▸ **WHAT TO DO**
All of the data should be repeated exactly; pictures are not part of the copy.
** start **
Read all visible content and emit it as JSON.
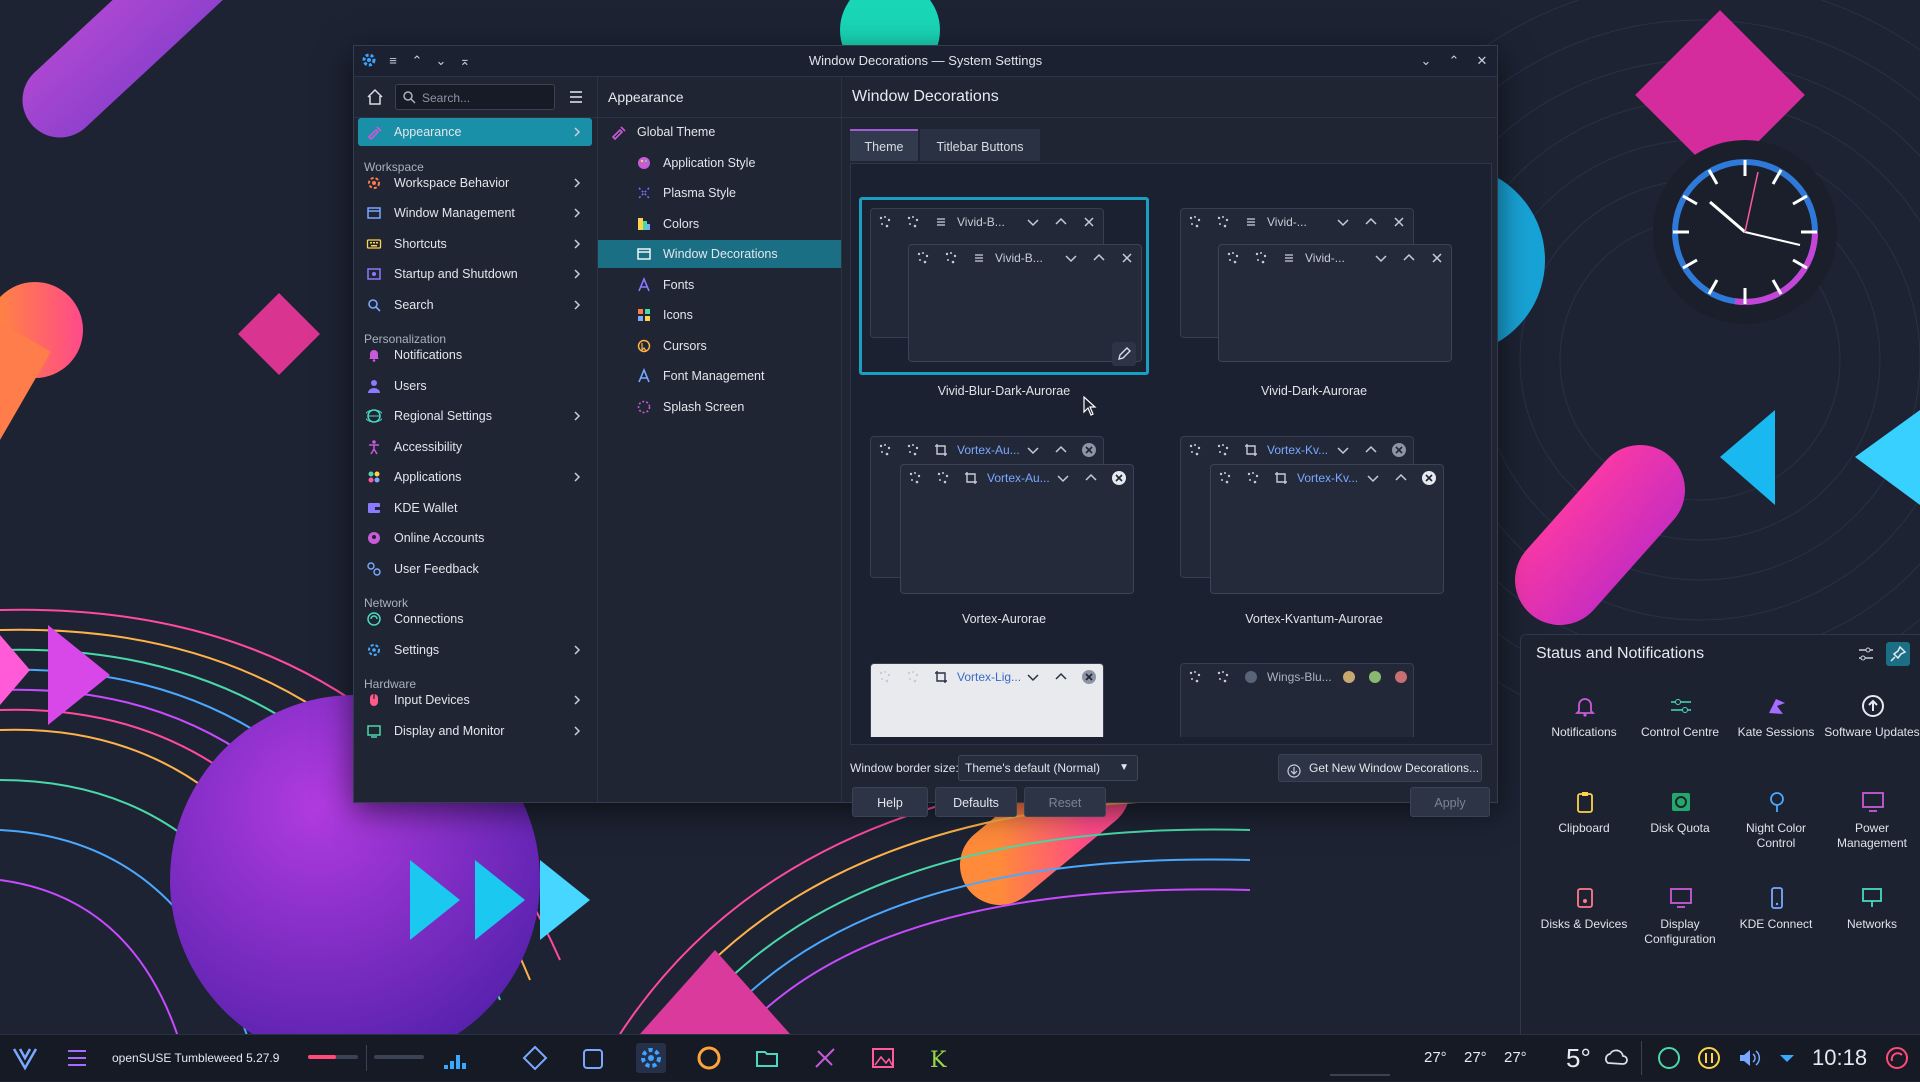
{
  "window": {
    "title": "Window Decorations — System Settings"
  },
  "sidebar": {
    "search_placeholder": "Search...",
    "selected": "Appearance",
    "items": [
      {
        "label": "Appearance",
        "chevron": true
      },
      {
        "section": "Workspace"
      },
      {
        "label": "Workspace Behavior",
        "chevron": true
      },
      {
        "label": "Window Management",
        "chevron": true
      },
      {
        "label": "Shortcuts",
        "chevron": true
      },
      {
        "label": "Startup and Shutdown",
        "chevron": true
      },
      {
        "label": "Search",
        "chevron": true
      },
      {
        "section": "Personalization"
      },
      {
        "label": "Notifications",
        "chevron": false
      },
      {
        "label": "Users",
        "chevron": false
      },
      {
        "label": "Regional Settings",
        "chevron": true
      },
      {
        "label": "Accessibility",
        "chevron": false
      },
      {
        "label": "Applications",
        "chevron": true
      },
      {
        "label": "KDE Wallet",
        "chevron": false
      },
      {
        "label": "Online Accounts",
        "chevron": false
      },
      {
        "label": "User Feedback",
        "chevron": false
      },
      {
        "section": "Network"
      },
      {
        "label": "Connections",
        "chevron": false
      },
      {
        "label": "Settings",
        "chevron": true
      },
      {
        "section": "Hardware"
      },
      {
        "label": "Input Devices",
        "chevron": true
      },
      {
        "label": "Display and Monitor",
        "chevron": true
      }
    ]
  },
  "subnav": {
    "title": "Appearance",
    "selected": "Window Decorations",
    "items": [
      {
        "label": "Global Theme",
        "indent": false
      },
      {
        "label": "Application Style",
        "indent": true
      },
      {
        "label": "Plasma Style",
        "indent": true
      },
      {
        "label": "Colors",
        "indent": true
      },
      {
        "label": "Window Decorations",
        "indent": true
      },
      {
        "label": "Fonts",
        "indent": true
      },
      {
        "label": "Icons",
        "indent": true
      },
      {
        "label": "Cursors",
        "indent": true
      },
      {
        "label": "Font Management",
        "indent": true
      },
      {
        "label": "Splash Screen",
        "indent": true
      }
    ]
  },
  "main": {
    "title": "Window Decorations",
    "tabs": [
      {
        "label": "Theme"
      },
      {
        "label": "Titlebar Buttons"
      }
    ],
    "active_tab": "Theme",
    "themes": [
      {
        "name": "Vivid-Blur-Dark-Aurorae",
        "back_title": "Vivid-B...",
        "front_title": "Vivid-B...",
        "selected": true
      },
      {
        "name": "Vivid-Dark-Aurorae",
        "back_title": "Vivid-...",
        "front_title": "Vivid-...",
        "selected": false
      },
      {
        "name": "Vortex-Aurorae",
        "back_title": "Vortex-Au...",
        "front_title": "Vortex-Au...",
        "selected": false
      },
      {
        "name": "Vortex-Kvantum-Aurorae",
        "back_title": "Vortex-Kv...",
        "front_title": "Vortex-Kv...",
        "selected": false
      },
      {
        "name": "",
        "back_title": "Vortex-Lig...",
        "front_title": "",
        "selected": false
      },
      {
        "name": "",
        "back_title": "Wings-Blu...",
        "front_title": "",
        "selected": false
      }
    ],
    "border_size_label": "Window border size:",
    "border_size_value": "Theme's default (Normal)",
    "get_new_label": "Get New Window Decorations...",
    "buttons": {
      "help": "Help",
      "defaults": "Defaults",
      "reset": "Reset",
      "apply": "Apply"
    }
  },
  "taskbar": {
    "os_label": "openSUSE Tumbleweed 5.27.9",
    "temps": [
      "27°",
      "27°",
      "27°"
    ],
    "weather_temp": "5°",
    "clock": "10:18"
  },
  "popup": {
    "title": "Status and Notifications",
    "applets": [
      {
        "label": "Notifications",
        "icon": "bell-icon"
      },
      {
        "label": "Control Centre",
        "icon": "sliders-icon"
      },
      {
        "label": "Kate Sessions",
        "icon": "kate-icon"
      },
      {
        "label": "Software Updates",
        "icon": "update-icon"
      },
      {
        "label": "Clipboard",
        "icon": "clipboard-icon"
      },
      {
        "label": "Disk Quota",
        "icon": "disk-quota-icon"
      },
      {
        "label": "Night Color Control",
        "icon": "night-color-icon"
      },
      {
        "label": "Power Management",
        "icon": "power-icon"
      },
      {
        "label": "Disks & Devices",
        "icon": "disks-icon"
      },
      {
        "label": "Display Configuration",
        "icon": "display-icon"
      },
      {
        "label": "KDE Connect",
        "icon": "phone-icon"
      },
      {
        "label": "Networks",
        "icon": "network-icon"
      }
    ]
  }
}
** end **
▸ **ANSWER FOR THE TASK**
Read all visible content and emit it as JSON.
{
  "window": {
    "title": "Window Decorations — System Settings"
  },
  "sidebar": {
    "search_placeholder": "Search...",
    "selected": "Appearance",
    "items": [
      {
        "label": "Appearance",
        "chevron": true
      },
      {
        "section": "Workspace"
      },
      {
        "label": "Workspace Behavior",
        "chevron": true
      },
      {
        "label": "Window Management",
        "chevron": true
      },
      {
        "label": "Shortcuts",
        "chevron": true
      },
      {
        "label": "Startup and Shutdown",
        "chevron": true
      },
      {
        "label": "Search",
        "chevron": true
      },
      {
        "section": "Personalization"
      },
      {
        "label": "Notifications",
        "chevron": false
      },
      {
        "label": "Users",
        "chevron": false
      },
      {
        "label": "Regional Settings",
        "chevron": true
      },
      {
        "label": "Accessibility",
        "chevron": false
      },
      {
        "label": "Applications",
        "chevron": true
      },
      {
        "label": "KDE Wallet",
        "chevron": false
      },
      {
        "label": "Online Accounts",
        "chevron": false
      },
      {
        "label": "User Feedback",
        "chevron": false
      },
      {
        "section": "Network"
      },
      {
        "label": "Connections",
        "chevron": false
      },
      {
        "label": "Settings",
        "chevron": true
      },
      {
        "section": "Hardware"
      },
      {
        "label": "Input Devices",
        "chevron": true
      },
      {
        "label": "Display and Monitor",
        "chevron": true
      }
    ]
  },
  "subnav": {
    "title": "Appearance",
    "selected": "Window Decorations",
    "items": [
      {
        "label": "Global Theme",
        "indent": false
      },
      {
        "label": "Application Style",
        "indent": true
      },
      {
        "label": "Plasma Style",
        "indent": true
      },
      {
        "label": "Colors",
        "indent": true
      },
      {
        "label": "Window Decorations",
        "indent": true
      },
      {
        "label": "Fonts",
        "indent": true
      },
      {
        "label": "Icons",
        "indent": true
      },
      {
        "label": "Cursors",
        "indent": true
      },
      {
        "label": "Font Management",
        "indent": true
      },
      {
        "label": "Splash Screen",
        "indent": true
      }
    ]
  },
  "main": {
    "title": "Window Decorations",
    "tabs": [
      {
        "label": "Theme"
      },
      {
        "label": "Titlebar Buttons"
      }
    ],
    "active_tab": "Theme",
    "themes": [
      {
        "name": "Vivid-Blur-Dark-Aurorae",
        "back_title": "Vivid-B...",
        "front_title": "Vivid-B...",
        "selected": true
      },
      {
        "name": "Vivid-Dark-Aurorae",
        "back_title": "Vivid-...",
        "front_title": "Vivid-...",
        "selected": false
      },
      {
        "name": "Vortex-Aurorae",
        "back_title": "Vortex-Au...",
        "front_title": "Vortex-Au...",
        "selected": false
      },
      {
        "name": "Vortex-Kvantum-Aurorae",
        "back_title": "Vortex-Kv...",
        "front_title": "Vortex-Kv...",
        "selected": false
      },
      {
        "name": "",
        "back_title": "Vortex-Lig...",
        "front_title": "",
        "selected": false
      },
      {
        "name": "",
        "back_title": "Wings-Blu...",
        "front_title": "",
        "selected": false
      }
    ],
    "border_size_label": "Window border size:",
    "border_size_value": "Theme's default (Normal)",
    "get_new_label": "Get New Window Decorations...",
    "buttons": {
      "help": "Help",
      "defaults": "Defaults",
      "reset": "Reset",
      "apply": "Apply"
    }
  },
  "taskbar": {
    "os_label": "openSUSE Tumbleweed 5.27.9",
    "temps": [
      "27°",
      "27°",
      "27°"
    ],
    "weather_temp": "5°",
    "clock": "10:18"
  },
  "popup": {
    "title": "Status and Notifications",
    "applets": [
      {
        "label": "Notifications",
        "icon": "bell-icon"
      },
      {
        "label": "Control Centre",
        "icon": "sliders-icon"
      },
      {
        "label": "Kate Sessions",
        "icon": "kate-icon"
      },
      {
        "label": "Software Updates",
        "icon": "update-icon"
      },
      {
        "label": "Clipboard",
        "icon": "clipboard-icon"
      },
      {
        "label": "Disk Quota",
        "icon": "disk-quota-icon"
      },
      {
        "label": "Night Color Control",
        "icon": "night-color-icon"
      },
      {
        "label": "Power Management",
        "icon": "power-icon"
      },
      {
        "label": "Disks & Devices",
        "icon": "disks-icon"
      },
      {
        "label": "Display Configuration",
        "icon": "display-icon"
      },
      {
        "label": "KDE Connect",
        "icon": "phone-icon"
      },
      {
        "label": "Networks",
        "icon": "network-icon"
      }
    ]
  }
}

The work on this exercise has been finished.